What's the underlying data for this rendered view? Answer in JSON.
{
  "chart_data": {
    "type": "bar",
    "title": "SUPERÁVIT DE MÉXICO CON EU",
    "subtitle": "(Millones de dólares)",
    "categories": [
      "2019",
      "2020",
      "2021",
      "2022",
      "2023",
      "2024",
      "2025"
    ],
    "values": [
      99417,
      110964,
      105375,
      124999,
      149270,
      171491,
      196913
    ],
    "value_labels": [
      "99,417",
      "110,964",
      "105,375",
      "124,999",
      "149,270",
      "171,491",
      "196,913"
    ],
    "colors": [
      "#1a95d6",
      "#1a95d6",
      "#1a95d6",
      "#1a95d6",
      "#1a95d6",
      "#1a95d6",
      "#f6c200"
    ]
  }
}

* [PROBLEM] Copy out every line of the data above, exactly as given.

* [THE REPLY]
What's the underlying data for this rendered view? Answer in JSON.
{
  "chart_data": {
    "type": "bar",
    "title": "SUPERÁVIT DE MÉXICO CON EU",
    "subtitle": "(Millones de dólares)",
    "categories": [
      "2019",
      "2020",
      "2021",
      "2022",
      "2023",
      "2024",
      "2025"
    ],
    "values": [
      99417,
      110964,
      105375,
      124999,
      149270,
      171491,
      196913
    ],
    "value_labels": [
      "99,417",
      "110,964",
      "105,375",
      "124,999",
      "149,270",
      "171,491",
      "196,913"
    ],
    "colors": [
      "#1a95d6",
      "#1a95d6",
      "#1a95d6",
      "#1a95d6",
      "#1a95d6",
      "#1a95d6",
      "#f6c200"
    ]
  }
}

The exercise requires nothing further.